● **What you are asked to do**:
Take each line containing the word "MICROFLUIDICS" and copy it.

● **The data**:
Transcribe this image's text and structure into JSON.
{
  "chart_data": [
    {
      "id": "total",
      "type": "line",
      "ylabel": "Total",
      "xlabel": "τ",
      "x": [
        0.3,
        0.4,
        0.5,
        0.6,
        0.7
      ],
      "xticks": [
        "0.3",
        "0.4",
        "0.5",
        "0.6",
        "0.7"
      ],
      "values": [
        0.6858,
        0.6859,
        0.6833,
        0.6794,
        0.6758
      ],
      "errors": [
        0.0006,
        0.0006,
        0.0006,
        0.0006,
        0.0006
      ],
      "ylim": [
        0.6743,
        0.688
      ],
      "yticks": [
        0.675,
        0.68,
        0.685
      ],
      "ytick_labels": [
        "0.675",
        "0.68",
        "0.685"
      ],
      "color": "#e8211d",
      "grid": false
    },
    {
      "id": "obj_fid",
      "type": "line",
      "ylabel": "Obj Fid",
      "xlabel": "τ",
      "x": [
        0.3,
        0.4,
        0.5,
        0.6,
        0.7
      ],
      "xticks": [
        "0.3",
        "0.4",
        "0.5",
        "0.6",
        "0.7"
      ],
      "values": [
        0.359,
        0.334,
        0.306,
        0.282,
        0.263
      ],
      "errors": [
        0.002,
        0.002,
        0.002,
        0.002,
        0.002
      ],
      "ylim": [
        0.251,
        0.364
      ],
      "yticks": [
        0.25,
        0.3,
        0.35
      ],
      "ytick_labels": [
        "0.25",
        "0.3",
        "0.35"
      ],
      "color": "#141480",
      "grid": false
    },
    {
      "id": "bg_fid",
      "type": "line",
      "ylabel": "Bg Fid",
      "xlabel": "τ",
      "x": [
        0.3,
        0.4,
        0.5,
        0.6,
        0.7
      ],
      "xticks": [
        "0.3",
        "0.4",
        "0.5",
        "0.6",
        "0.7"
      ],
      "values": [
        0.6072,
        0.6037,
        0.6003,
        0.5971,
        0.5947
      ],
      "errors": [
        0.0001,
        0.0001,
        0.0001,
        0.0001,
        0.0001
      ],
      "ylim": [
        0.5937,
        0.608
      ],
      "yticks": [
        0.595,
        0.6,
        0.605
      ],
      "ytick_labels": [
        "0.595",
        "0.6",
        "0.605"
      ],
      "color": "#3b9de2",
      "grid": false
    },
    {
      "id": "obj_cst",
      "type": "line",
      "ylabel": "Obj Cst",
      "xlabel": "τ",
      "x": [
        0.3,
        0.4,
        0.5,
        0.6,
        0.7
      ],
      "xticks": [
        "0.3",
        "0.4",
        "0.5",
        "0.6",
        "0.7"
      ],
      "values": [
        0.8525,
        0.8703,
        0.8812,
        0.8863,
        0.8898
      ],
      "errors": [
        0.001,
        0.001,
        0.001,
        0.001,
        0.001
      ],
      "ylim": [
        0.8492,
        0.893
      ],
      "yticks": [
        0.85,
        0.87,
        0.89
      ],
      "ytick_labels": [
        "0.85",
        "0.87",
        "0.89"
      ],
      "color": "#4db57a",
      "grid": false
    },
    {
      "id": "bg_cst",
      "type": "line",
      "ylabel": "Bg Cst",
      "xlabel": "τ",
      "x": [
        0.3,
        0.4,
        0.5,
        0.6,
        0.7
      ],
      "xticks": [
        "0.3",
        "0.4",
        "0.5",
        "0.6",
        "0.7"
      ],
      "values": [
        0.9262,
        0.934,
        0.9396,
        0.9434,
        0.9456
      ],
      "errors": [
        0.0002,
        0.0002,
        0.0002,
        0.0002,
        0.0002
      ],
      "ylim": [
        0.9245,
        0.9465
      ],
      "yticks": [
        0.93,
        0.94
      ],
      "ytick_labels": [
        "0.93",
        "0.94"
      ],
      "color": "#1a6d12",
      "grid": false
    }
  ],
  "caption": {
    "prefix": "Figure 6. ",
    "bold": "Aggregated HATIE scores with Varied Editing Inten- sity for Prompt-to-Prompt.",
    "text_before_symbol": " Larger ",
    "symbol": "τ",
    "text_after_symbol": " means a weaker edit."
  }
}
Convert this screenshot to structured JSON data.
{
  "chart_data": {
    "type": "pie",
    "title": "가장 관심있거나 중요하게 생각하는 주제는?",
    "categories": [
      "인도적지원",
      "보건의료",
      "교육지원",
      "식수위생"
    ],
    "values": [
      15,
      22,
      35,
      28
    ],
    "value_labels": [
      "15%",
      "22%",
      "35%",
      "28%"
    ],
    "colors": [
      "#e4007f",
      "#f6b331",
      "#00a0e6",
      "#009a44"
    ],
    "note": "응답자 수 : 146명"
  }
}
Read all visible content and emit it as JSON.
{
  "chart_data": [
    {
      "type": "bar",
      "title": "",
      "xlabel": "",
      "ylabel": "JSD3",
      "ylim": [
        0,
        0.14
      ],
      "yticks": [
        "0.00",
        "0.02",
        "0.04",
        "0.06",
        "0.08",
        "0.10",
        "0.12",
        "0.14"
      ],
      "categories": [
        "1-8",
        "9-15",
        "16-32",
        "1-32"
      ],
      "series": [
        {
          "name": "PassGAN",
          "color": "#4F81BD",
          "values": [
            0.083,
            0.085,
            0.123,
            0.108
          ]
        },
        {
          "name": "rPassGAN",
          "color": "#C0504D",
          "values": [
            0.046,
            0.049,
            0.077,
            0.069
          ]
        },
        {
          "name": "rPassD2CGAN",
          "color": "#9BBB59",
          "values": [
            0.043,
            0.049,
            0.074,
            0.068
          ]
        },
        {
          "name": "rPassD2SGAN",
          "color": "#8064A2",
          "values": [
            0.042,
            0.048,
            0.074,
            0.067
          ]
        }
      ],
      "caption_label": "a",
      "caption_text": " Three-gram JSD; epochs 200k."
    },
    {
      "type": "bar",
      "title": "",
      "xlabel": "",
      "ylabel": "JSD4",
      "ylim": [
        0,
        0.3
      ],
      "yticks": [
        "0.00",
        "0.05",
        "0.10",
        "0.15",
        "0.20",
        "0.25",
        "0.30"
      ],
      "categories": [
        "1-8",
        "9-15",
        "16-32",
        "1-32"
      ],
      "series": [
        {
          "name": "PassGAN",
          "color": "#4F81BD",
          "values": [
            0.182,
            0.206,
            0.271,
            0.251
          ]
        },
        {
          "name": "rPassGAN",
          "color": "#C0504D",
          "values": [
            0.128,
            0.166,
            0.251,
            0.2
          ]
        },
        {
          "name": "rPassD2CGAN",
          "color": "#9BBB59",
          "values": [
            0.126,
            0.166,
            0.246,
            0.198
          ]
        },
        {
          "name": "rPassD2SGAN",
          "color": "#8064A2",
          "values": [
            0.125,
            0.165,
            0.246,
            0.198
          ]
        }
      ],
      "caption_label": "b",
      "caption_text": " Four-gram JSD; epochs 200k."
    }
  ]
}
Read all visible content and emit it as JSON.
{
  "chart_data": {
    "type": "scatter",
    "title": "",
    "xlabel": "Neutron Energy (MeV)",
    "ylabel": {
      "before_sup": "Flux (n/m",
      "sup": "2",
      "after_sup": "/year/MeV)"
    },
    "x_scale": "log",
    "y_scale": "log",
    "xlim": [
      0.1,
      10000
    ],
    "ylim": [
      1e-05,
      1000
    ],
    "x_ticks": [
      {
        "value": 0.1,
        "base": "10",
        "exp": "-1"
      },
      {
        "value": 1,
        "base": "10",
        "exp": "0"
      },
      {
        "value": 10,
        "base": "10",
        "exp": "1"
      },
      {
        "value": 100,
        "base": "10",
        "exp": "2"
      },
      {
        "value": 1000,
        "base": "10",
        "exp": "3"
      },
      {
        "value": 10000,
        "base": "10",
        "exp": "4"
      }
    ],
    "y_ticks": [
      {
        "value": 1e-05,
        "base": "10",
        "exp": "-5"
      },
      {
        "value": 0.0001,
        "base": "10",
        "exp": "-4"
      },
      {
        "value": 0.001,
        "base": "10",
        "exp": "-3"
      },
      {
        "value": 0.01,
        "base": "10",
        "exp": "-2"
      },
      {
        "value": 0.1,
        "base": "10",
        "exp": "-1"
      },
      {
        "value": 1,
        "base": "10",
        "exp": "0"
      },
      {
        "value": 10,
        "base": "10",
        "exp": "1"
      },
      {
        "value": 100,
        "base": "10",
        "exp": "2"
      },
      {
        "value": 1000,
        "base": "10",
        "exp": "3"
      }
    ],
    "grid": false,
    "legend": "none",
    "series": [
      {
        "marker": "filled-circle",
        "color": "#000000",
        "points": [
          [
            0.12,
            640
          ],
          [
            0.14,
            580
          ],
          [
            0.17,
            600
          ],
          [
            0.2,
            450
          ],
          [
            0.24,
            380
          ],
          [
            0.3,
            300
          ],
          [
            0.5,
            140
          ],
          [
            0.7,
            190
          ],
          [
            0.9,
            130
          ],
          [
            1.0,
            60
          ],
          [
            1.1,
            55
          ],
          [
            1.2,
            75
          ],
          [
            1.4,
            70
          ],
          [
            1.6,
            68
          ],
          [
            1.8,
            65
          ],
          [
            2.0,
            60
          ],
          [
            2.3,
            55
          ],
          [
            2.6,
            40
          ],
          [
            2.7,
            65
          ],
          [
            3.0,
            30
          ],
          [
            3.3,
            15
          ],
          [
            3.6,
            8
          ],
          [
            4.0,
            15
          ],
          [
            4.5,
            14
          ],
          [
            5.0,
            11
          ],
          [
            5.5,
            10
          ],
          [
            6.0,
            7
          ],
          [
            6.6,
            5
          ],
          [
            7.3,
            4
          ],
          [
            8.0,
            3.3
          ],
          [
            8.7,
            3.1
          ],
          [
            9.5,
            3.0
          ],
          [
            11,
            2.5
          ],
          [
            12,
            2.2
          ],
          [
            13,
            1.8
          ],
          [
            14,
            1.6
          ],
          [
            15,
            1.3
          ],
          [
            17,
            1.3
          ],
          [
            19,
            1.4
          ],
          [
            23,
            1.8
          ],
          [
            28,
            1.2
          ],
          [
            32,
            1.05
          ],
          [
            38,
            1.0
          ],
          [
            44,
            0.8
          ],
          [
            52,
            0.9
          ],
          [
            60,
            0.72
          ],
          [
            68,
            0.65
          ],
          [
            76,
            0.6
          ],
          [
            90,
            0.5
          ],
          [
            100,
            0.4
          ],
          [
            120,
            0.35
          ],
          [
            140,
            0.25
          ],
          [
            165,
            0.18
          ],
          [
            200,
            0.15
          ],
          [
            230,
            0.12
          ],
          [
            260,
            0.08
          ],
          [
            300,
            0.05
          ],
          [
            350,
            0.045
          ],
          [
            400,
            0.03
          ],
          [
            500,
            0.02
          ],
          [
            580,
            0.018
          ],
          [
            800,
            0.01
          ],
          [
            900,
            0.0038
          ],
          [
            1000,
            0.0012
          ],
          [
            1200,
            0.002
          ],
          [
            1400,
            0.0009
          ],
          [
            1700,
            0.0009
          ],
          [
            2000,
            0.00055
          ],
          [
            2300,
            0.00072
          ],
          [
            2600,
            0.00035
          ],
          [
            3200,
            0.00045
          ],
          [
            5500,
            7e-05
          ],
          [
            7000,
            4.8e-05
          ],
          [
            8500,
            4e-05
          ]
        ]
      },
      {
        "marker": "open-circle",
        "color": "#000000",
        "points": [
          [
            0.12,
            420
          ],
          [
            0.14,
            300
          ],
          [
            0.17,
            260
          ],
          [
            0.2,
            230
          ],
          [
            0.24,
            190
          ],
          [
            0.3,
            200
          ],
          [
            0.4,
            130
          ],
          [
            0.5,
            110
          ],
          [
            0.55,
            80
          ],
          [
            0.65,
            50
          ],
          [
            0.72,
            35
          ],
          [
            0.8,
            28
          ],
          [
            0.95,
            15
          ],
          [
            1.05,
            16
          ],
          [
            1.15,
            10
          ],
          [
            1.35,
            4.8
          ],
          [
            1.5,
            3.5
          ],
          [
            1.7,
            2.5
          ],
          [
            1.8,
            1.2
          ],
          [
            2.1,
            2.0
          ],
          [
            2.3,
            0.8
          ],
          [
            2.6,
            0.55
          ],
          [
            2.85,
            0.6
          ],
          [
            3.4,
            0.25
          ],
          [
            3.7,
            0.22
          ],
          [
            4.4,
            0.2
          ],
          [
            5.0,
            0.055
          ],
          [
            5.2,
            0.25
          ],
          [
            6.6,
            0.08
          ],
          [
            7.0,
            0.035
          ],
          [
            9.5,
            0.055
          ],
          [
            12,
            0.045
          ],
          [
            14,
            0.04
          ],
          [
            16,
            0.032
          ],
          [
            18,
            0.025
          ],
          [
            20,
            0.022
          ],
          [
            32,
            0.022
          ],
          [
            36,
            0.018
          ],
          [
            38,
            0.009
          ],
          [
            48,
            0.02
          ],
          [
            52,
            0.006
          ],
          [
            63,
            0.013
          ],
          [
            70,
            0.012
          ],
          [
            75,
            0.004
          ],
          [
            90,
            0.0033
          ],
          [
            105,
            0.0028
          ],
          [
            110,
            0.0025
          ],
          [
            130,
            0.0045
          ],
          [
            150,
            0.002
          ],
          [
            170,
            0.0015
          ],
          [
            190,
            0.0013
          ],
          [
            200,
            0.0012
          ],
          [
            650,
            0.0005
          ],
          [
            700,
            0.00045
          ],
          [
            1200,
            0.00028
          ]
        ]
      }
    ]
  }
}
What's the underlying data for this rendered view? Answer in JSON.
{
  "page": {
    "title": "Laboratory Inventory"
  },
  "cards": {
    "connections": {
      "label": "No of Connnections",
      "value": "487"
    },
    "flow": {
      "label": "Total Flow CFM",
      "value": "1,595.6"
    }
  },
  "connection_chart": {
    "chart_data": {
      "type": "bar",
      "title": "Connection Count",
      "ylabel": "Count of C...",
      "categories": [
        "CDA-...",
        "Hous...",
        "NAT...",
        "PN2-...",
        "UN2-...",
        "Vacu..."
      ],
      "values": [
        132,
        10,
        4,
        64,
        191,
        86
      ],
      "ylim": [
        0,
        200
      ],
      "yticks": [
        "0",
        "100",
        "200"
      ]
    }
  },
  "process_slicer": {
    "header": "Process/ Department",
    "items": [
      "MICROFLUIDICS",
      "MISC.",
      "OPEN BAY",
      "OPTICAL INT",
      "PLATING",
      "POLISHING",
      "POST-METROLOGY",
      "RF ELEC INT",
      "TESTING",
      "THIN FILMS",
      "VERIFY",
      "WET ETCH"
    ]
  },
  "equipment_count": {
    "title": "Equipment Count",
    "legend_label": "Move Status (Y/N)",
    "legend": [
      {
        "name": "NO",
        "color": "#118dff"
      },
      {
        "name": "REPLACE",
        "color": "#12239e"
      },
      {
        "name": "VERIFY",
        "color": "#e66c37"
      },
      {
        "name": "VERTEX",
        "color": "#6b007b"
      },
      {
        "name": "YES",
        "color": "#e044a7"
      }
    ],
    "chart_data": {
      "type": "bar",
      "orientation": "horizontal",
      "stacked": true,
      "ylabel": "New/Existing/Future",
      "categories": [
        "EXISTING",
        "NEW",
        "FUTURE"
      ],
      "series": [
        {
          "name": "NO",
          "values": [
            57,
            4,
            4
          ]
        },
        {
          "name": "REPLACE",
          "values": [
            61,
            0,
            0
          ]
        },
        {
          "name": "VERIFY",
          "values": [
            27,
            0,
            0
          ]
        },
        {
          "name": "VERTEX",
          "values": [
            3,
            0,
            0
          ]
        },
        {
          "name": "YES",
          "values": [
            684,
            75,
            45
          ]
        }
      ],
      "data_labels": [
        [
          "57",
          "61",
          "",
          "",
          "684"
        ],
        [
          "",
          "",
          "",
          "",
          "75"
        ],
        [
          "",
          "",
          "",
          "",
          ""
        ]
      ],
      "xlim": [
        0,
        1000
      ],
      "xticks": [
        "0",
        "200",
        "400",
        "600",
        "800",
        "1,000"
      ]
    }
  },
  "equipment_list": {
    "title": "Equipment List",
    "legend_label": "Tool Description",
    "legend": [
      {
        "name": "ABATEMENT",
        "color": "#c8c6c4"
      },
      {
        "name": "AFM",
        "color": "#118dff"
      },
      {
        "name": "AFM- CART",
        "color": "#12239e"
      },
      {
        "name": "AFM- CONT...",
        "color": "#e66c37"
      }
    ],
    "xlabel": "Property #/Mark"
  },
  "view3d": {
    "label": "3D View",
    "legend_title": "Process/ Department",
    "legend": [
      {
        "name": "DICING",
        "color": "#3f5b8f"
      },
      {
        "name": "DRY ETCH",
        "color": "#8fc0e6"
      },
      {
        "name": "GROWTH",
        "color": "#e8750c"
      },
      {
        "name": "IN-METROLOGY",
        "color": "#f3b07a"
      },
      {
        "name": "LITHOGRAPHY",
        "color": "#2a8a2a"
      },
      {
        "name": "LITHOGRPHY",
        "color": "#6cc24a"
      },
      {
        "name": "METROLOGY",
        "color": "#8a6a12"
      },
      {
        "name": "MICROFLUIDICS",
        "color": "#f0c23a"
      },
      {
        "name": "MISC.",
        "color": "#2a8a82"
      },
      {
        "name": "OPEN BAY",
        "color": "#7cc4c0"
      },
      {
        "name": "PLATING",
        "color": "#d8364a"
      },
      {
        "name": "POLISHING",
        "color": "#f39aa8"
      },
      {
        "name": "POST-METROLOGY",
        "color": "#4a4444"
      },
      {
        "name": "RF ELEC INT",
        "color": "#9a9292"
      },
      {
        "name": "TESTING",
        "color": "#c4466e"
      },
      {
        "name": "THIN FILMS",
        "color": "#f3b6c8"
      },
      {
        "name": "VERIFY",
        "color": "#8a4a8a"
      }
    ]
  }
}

● **Solution to this task**:
      "MICROFLUIDICS",
        "name": "MICROFLUIDICS",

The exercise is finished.